Goal of the exercise
Check each line of the records below for the string "Valor", then state how many lines contain it, with no other output.

The records
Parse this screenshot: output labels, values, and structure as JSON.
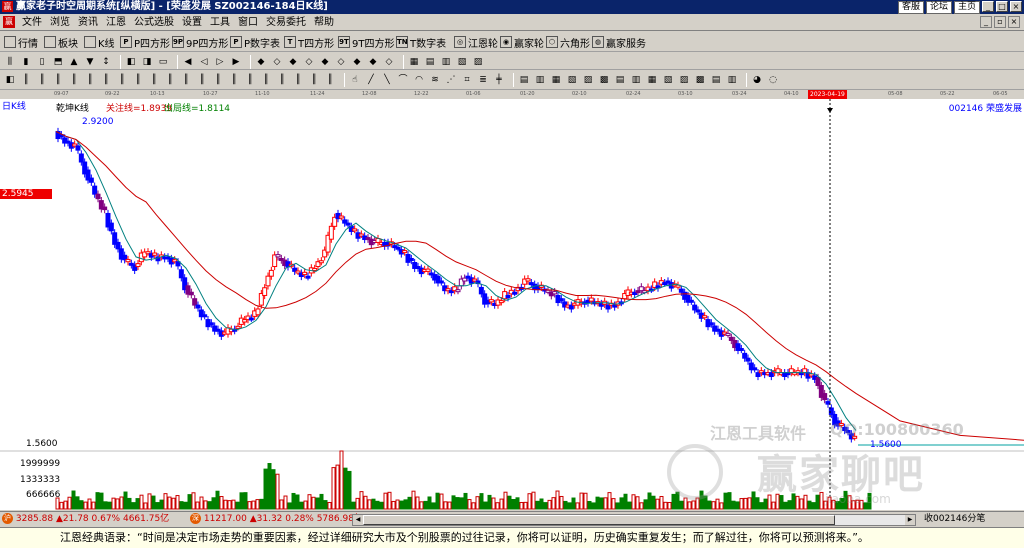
{
  "window": {
    "title": "赢家老子时空周期系统[纵横版] - [荣盛发展  SZ002146-184日K线]",
    "top_links": [
      "客服",
      "论坛",
      "主页"
    ],
    "controls": [
      "_",
      "□",
      "×"
    ]
  },
  "menu": {
    "items": [
      "文件",
      "浏览",
      "资讯",
      "江恩",
      "公式选股",
      "设置",
      "工具",
      "窗口",
      "交易委托",
      "帮助"
    ],
    "right_controls": [
      "_",
      "▫",
      "×"
    ]
  },
  "toolbar1": {
    "items": [
      {
        "label": "行情",
        "icon": "grid-icon"
      },
      {
        "label": "板块",
        "icon": "blocks-icon"
      },
      {
        "label": "K线",
        "icon": "candlestick-icon"
      },
      {
        "label": "P四方形",
        "icon": "p-square-icon",
        "badge": "P"
      },
      {
        "label": "9P四方形",
        "icon": "9p-square-icon",
        "badge": "9P"
      },
      {
        "label": "P数字表",
        "icon": "p-number-icon",
        "badge": "P"
      },
      {
        "label": "T四方形",
        "icon": "t-square-icon",
        "badge": "T"
      },
      {
        "label": "9T四方形",
        "icon": "9t-square-icon",
        "badge": "9T"
      },
      {
        "label": "T数字表",
        "icon": "t-number-icon",
        "badge": "TN"
      },
      {
        "label": "江恩轮",
        "icon": "gann-wheel-icon",
        "badge": "◎"
      },
      {
        "label": "赢家轮",
        "icon": "winner-wheel-icon",
        "badge": "◉"
      },
      {
        "label": "六角形",
        "icon": "hexagon-icon",
        "badge": "⬡"
      },
      {
        "label": "赢家服务",
        "icon": "service-icon",
        "badge": "◍"
      }
    ]
  },
  "timeaxis": {
    "ticks": [
      "09-07",
      "09-22",
      "10-13",
      "10-27",
      "11-10",
      "11-24",
      "12-08",
      "12-22",
      "01-06",
      "01-20",
      "02-10",
      "02-24",
      "03-10",
      "03-24",
      "04-10",
      "05-08",
      "05-22",
      "06-05"
    ],
    "highlight": "2023-04-19"
  },
  "chart": {
    "period_label": "日K线",
    "indicator_name": "乾坤K线",
    "focus_line": "关注线=1.8939",
    "exit_line": "出局线=1.8114",
    "stock_label": "002146  荣盛发展",
    "high_label": "2.9200",
    "low_label": "1.5600",
    "price_marker": "2.5945",
    "price_axis_low": "1.5600",
    "volume_axis": [
      "1999999",
      "1333333",
      "666666"
    ],
    "watermark_tool": "江恩工具软件",
    "watermark_qq": "QQ:100800360",
    "watermark_brand": "赢家聊吧",
    "watermark_site": "jiaoba.com"
  },
  "chart_data": {
    "type": "candlestick",
    "price_ylim": [
      1.56,
      2.92
    ],
    "high": 2.92,
    "low": 1.56,
    "focus_line": 1.8939,
    "exit_line": 1.8114,
    "volume_ticks": [
      666666,
      1333333,
      1999999
    ]
  },
  "statusbar": {
    "index1": "3285.88",
    "index1_change": "▲21.78 0.67% 4661.75亿",
    "index2": "11217.00",
    "index2_change": "▲31.32 0.28% 5786.98亿",
    "stock_info": "收002146分笔"
  },
  "quote": "江恩经典语录：“时间是决定市场走势的重要因素，经过详细研究大市及个别股票的过往记录，你将可以证明，历史确实重复发生；而了解过往，你将可以预测将来。”。",
  "colors": {
    "up": "#ff0000",
    "down": "#0000ff",
    "neutral": "#800080",
    "volume_up": "#cc0000",
    "volume_down": "#008000",
    "ma_short": "#008080",
    "ma_long": "#cc0000"
  }
}
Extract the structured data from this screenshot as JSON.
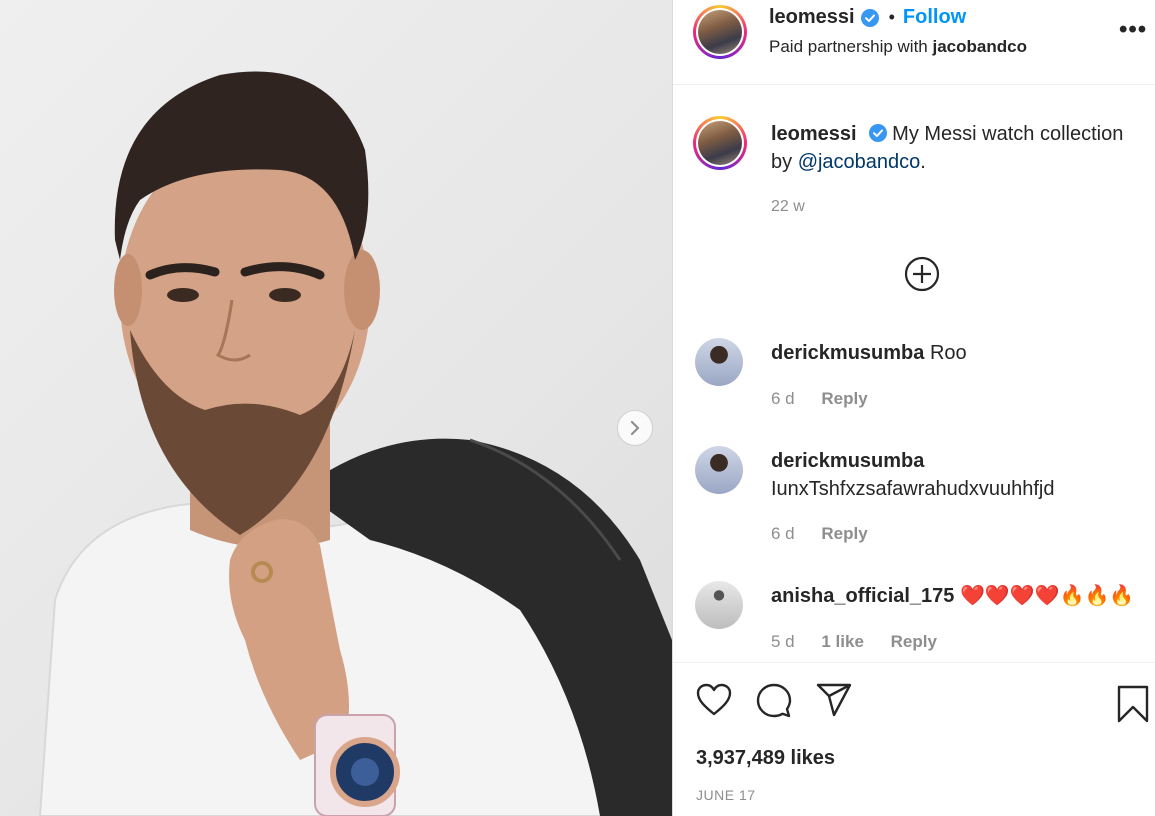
{
  "post": {
    "username": "leomessi",
    "separator": "•",
    "follow_label": "Follow",
    "paid_partnership_prefix": "Paid partnership with",
    "partner": "jacobandco",
    "more_label": "•••",
    "caption_text": "My Messi watch collection by",
    "caption_mention": "@jacobandco",
    "caption_end": ".",
    "time_ago": "22 w",
    "likes": "3,937,489 likes",
    "date": "JUNE 17"
  },
  "comments": [
    {
      "username": "derickmusumba",
      "text": "Roo",
      "age": "6 d",
      "reply": "Reply"
    },
    {
      "username": "derickmusumba",
      "text": "IunxTshfxzsafawrahudxvuuhhfjd",
      "age": "6 d",
      "reply": "Reply"
    },
    {
      "username": "anisha_official_175",
      "text": "❤️❤️❤️❤️🔥🔥🔥",
      "age": "5 d",
      "likes": "1 like",
      "reply": "Reply"
    }
  ],
  "icons": {
    "verified": "verified-badge-icon",
    "next": "chevron-right-icon",
    "load_more": "plus-circle-icon",
    "like": "heart-icon",
    "comment": "comment-icon",
    "share": "paper-plane-icon",
    "save": "bookmark-icon"
  },
  "colors": {
    "accent": "#0095f6",
    "mention": "#00376b",
    "verified": "#3897f0",
    "heart": "#e0245e",
    "fire": "#ff8c1a"
  }
}
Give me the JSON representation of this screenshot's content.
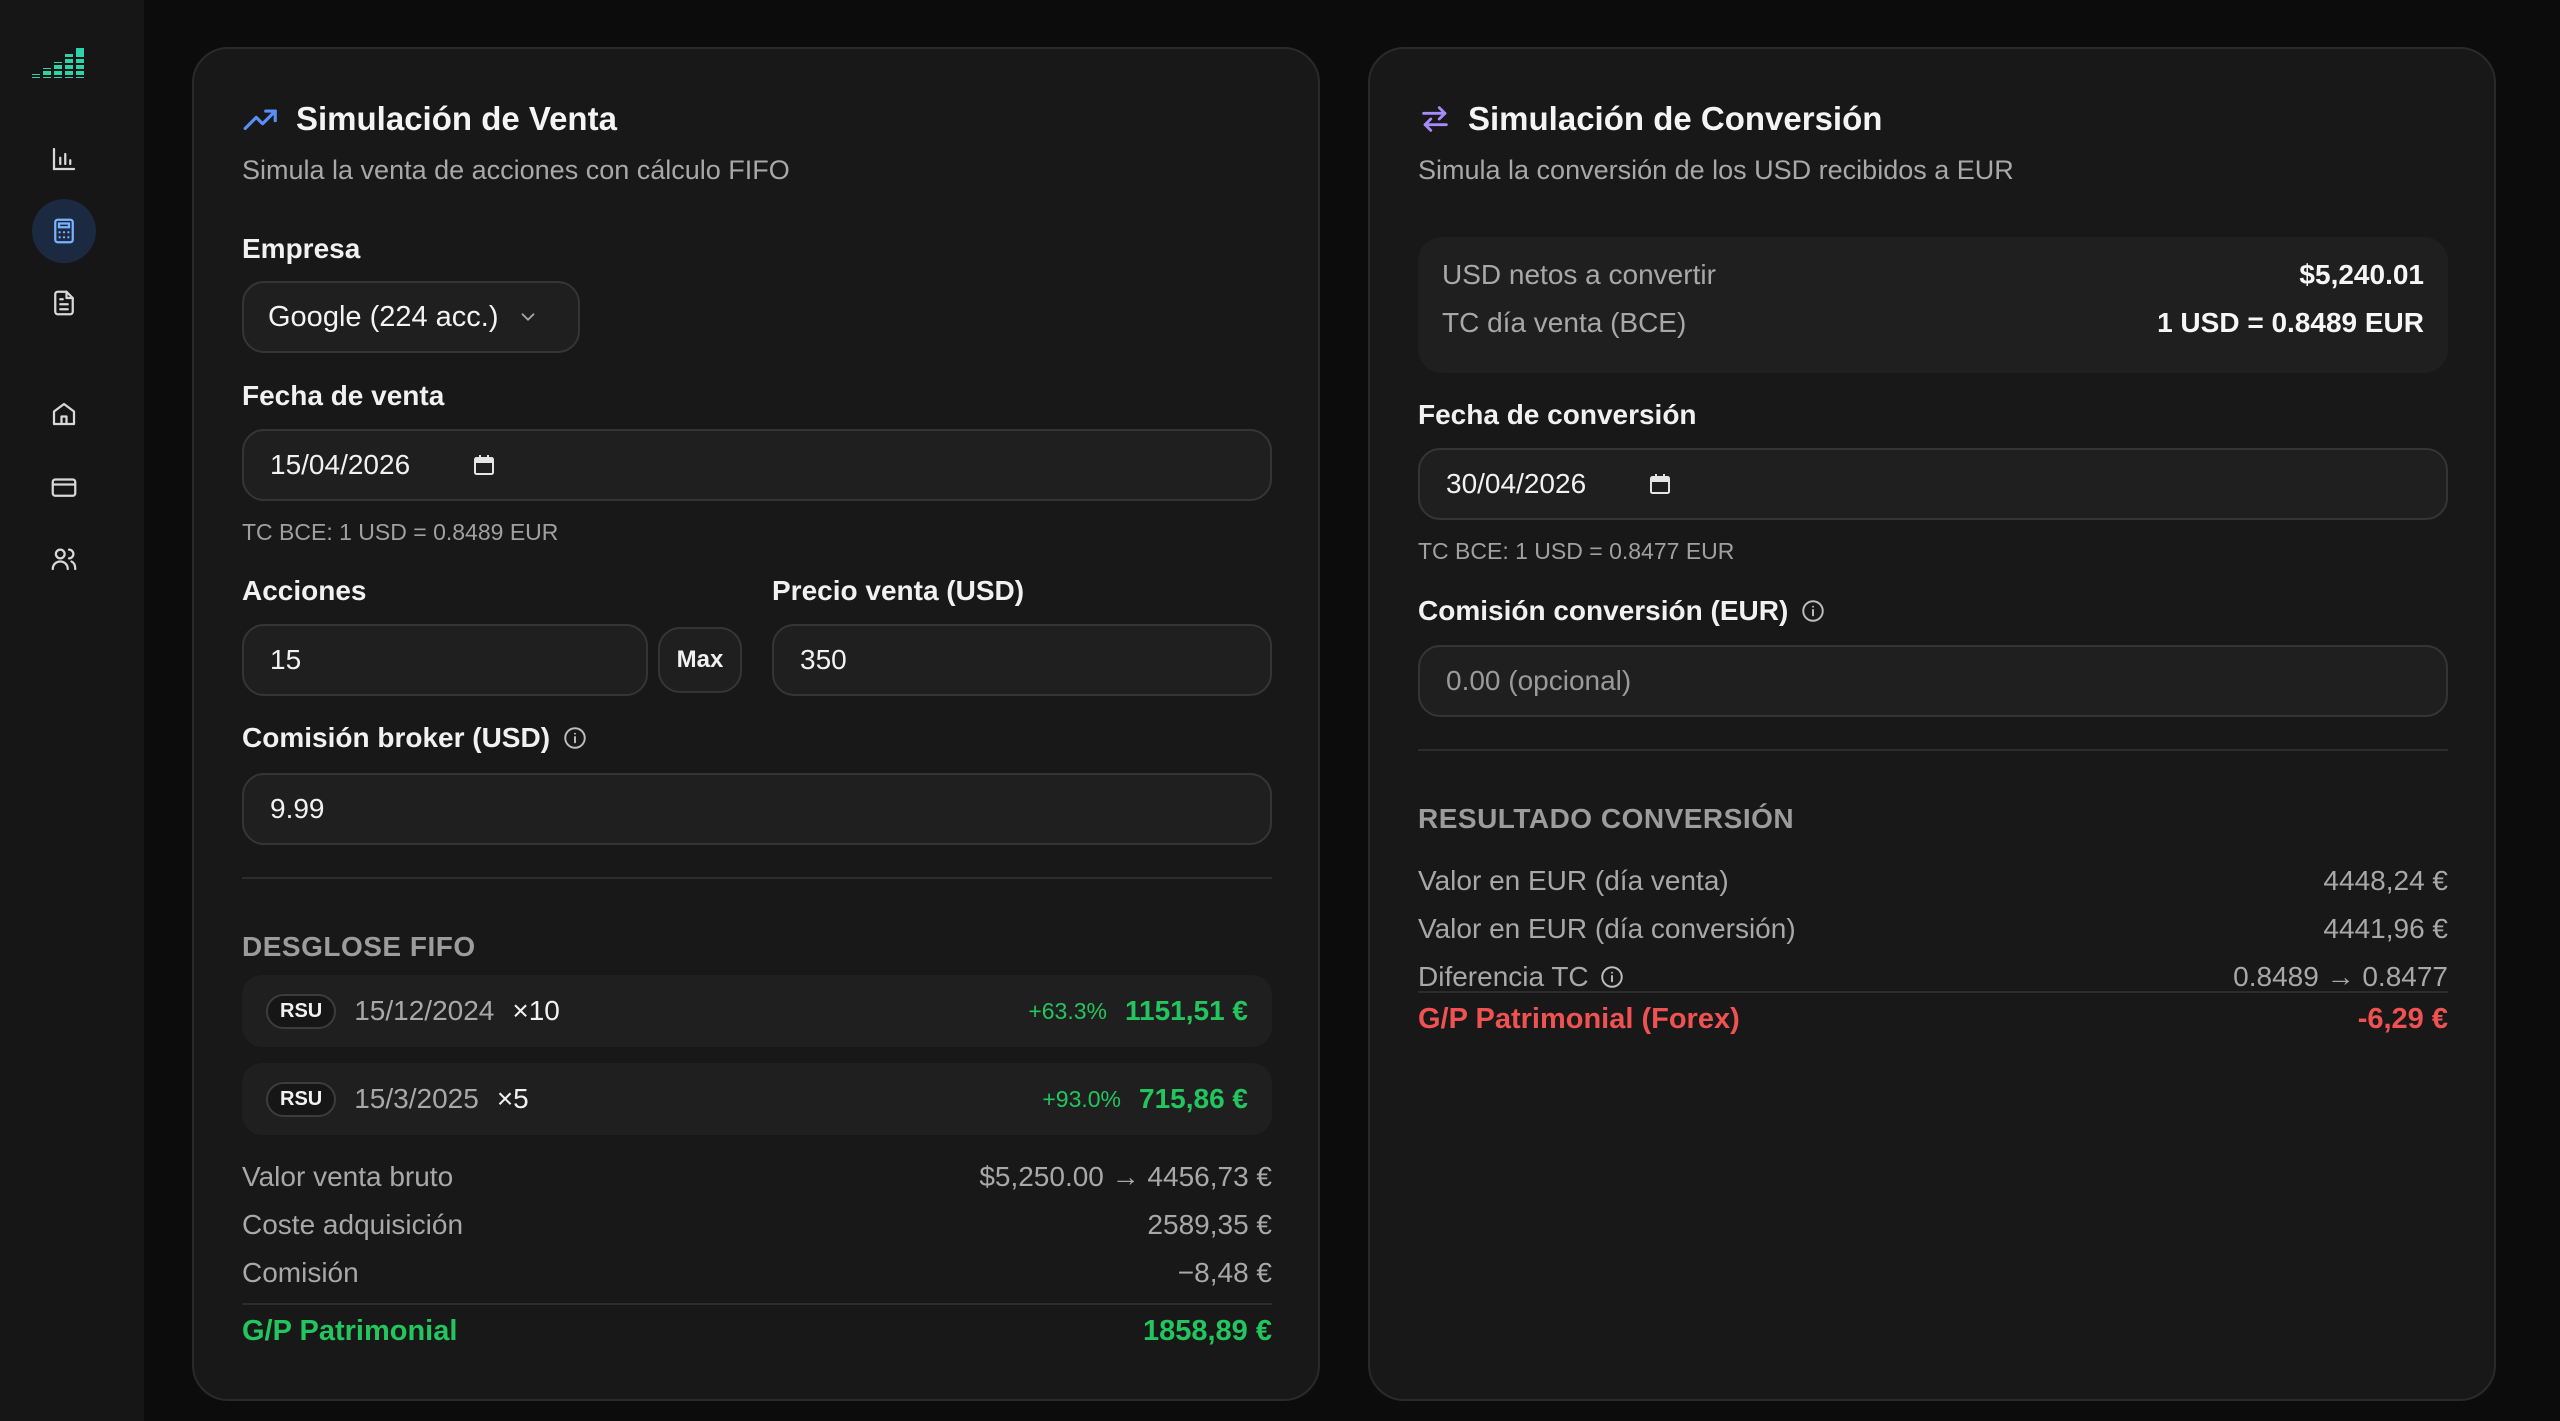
{
  "colors": {
    "accent": "#7ab2ff",
    "positive": "#22c55e",
    "negative": "#f05252",
    "logo": "#2dd4a8"
  },
  "sidebar": {
    "items": [
      {
        "icon": "bar-chart-icon"
      },
      {
        "icon": "calculator-icon",
        "active": true
      },
      {
        "icon": "document-icon"
      },
      {
        "icon": "home-icon"
      },
      {
        "icon": "credit-card-icon"
      },
      {
        "icon": "users-icon"
      }
    ]
  },
  "sale": {
    "title": "Simulación de Venta",
    "subtitle": "Simula la venta de acciones con cálculo FIFO",
    "company_label": "Empresa",
    "company_value": "Google (224 acc.)",
    "date_label": "Fecha de venta",
    "date_value": "15/04/2026",
    "date_hint": "TC BCE: 1 USD = 0.8489 EUR",
    "shares_label": "Acciones",
    "shares_value": "15",
    "max_label": "Max",
    "price_label": "Precio venta (USD)",
    "price_value": "350",
    "fee_label": "Comisión broker (USD)",
    "fee_value": "9.99",
    "fifo_header": "DESGLOSE FIFO",
    "lots": [
      {
        "type": "RSU",
        "date": "15/12/2024",
        "qty": "×10",
        "pct": "+63.3%",
        "value": "1151,51 €"
      },
      {
        "type": "RSU",
        "date": "15/3/2025",
        "qty": "×5",
        "pct": "+93.0%",
        "value": "715,86 €"
      }
    ],
    "gross_label": "Valor venta bruto",
    "gross_value": "$5,250.00 → 4456,73 €",
    "cost_label": "Coste adquisición",
    "cost_value": "2589,35 €",
    "commission_label": "Comisión",
    "commission_value": "−8,48 €",
    "gain_label": "G/P Patrimonial",
    "gain_value": "1858,89 €"
  },
  "conversion": {
    "title": "Simulación de Conversión",
    "subtitle": "Simula la conversión de los USD recibidos a EUR",
    "net_usd_label": "USD netos a convertir",
    "net_usd_value": "$5,240.01",
    "rate_label": "TC día venta (BCE)",
    "rate_value": "1 USD = 0.8489 EUR",
    "date_label": "Fecha de conversión",
    "date_value": "30/04/2026",
    "date_hint": "TC BCE: 1 USD = 0.8477 EUR",
    "fee_label": "Comisión conversión (EUR)",
    "fee_placeholder": "0.00 (opcional)",
    "result_header": "RESULTADO CONVERSIÓN",
    "eur_sale_label": "Valor en EUR (día venta)",
    "eur_sale_value": "4448,24 €",
    "eur_conv_label": "Valor en EUR (día conversión)",
    "eur_conv_value": "4441,96 €",
    "diff_label": "Diferencia TC",
    "diff_value": "0.8489 → 0.8477",
    "gain_label": "G/P Patrimonial (Forex)",
    "gain_value": "-6,29 €"
  }
}
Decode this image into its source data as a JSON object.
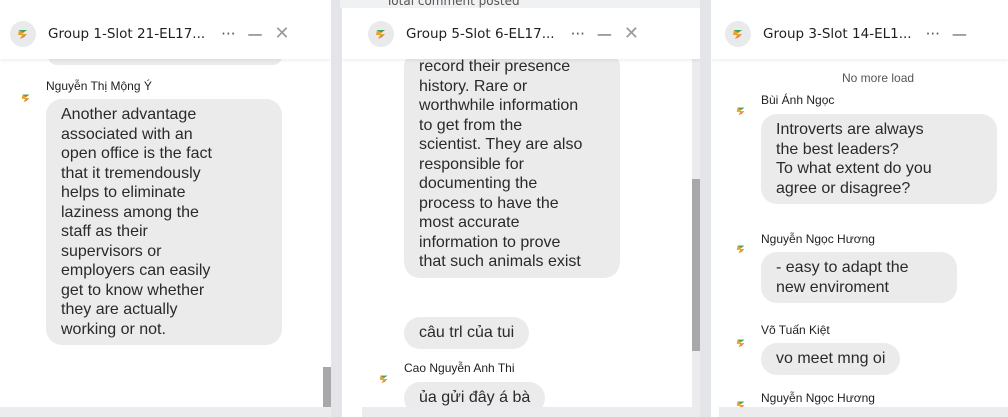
{
  "top_partial_text": "Total comment posted",
  "panels": [
    {
      "title": "Group 1-Slot 21-EL17...",
      "more_label": "···",
      "minimize_label": "—",
      "close_label": "✕",
      "messages": [
        {
          "author": "Nguyễn Thị Mộng Ý",
          "lines": [
            "Another advantage",
            "associated with an",
            "open office is the fact",
            "that it tremendously",
            "helps to eliminate",
            "laziness among the",
            "staff as their",
            "supervisors or",
            "employers can easily",
            "get to know whether",
            "they are actually",
            "working or not."
          ]
        }
      ]
    },
    {
      "title": "Group 5-Slot 6-EL17...",
      "more_label": "···",
      "minimize_label": "—",
      "close_label": "✕",
      "messages": [
        {
          "lines": [
            "record their presence",
            "history. Rare or",
            "worthwhile information",
            "to get from the",
            "scientist. They are also",
            "responsible for",
            "documenting the",
            "process to have the",
            "most accurate",
            "information to prove",
            "that such animals exist"
          ]
        },
        {
          "lines": [
            "câu trl của tui"
          ]
        },
        {
          "author": "Cao Nguyễn Anh Thi",
          "lines": [
            "ủa gửi đây á bà"
          ]
        }
      ]
    },
    {
      "title": "Group 3-Slot 14-EL1...",
      "more_label": "···",
      "minimize_label": "—",
      "no_more_label": "No more load",
      "messages": [
        {
          "author": "Bùi Ánh Ngọc",
          "lines": [
            "Introverts are always",
            "the best leaders?",
            "To what extent do you",
            "agree or disagree?"
          ]
        },
        {
          "author": "Nguyễn Ngọc Hương",
          "lines": [
            "- easy to adapt the",
            "new enviroment"
          ]
        },
        {
          "author": "Võ Tuấn Kiệt",
          "lines": [
            "vo meet mng oi"
          ]
        },
        {
          "author": "Nguyễn Ngọc Hương"
        }
      ]
    }
  ]
}
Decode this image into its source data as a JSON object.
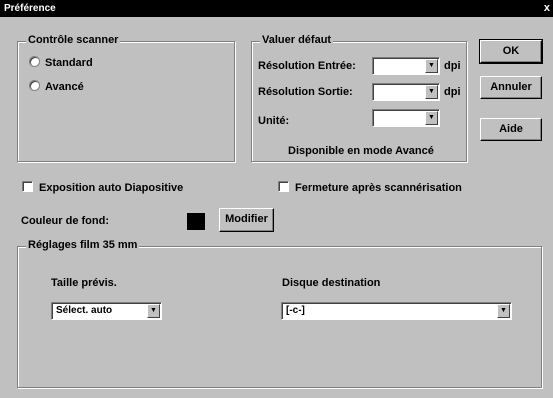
{
  "window": {
    "title": "Préférence",
    "close_glyph": "x"
  },
  "scanner_group": {
    "title": "Contrôle scanner",
    "options": [
      {
        "label": "Standard"
      },
      {
        "label": "Avancé"
      }
    ]
  },
  "defaults_group": {
    "title": "Valuer défaut",
    "input_resolution_label": "Résolution Entrée:",
    "input_resolution_unit": "dpi",
    "output_resolution_label": "Résolution Sortie:",
    "output_resolution_unit": "dpi",
    "unit_label": "Unité:",
    "note": "Disponible en mode Avancé"
  },
  "buttons": {
    "ok": "OK",
    "cancel": "Annuler",
    "help": "Aide",
    "modify": "Modifier"
  },
  "options": {
    "auto_exposure": "Exposition auto Diapositive",
    "close_after_scan": "Fermeture après scannérisation"
  },
  "background_color": {
    "label": "Couleur de fond:",
    "value": "#000000"
  },
  "film_group": {
    "title": "Réglages film 35 mm",
    "preview_size_label": "Taille prévis.",
    "preview_size_value": "Sélect. auto",
    "destination_label": "Disque destination",
    "destination_value": "[-c-]"
  }
}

Solution for this problem
3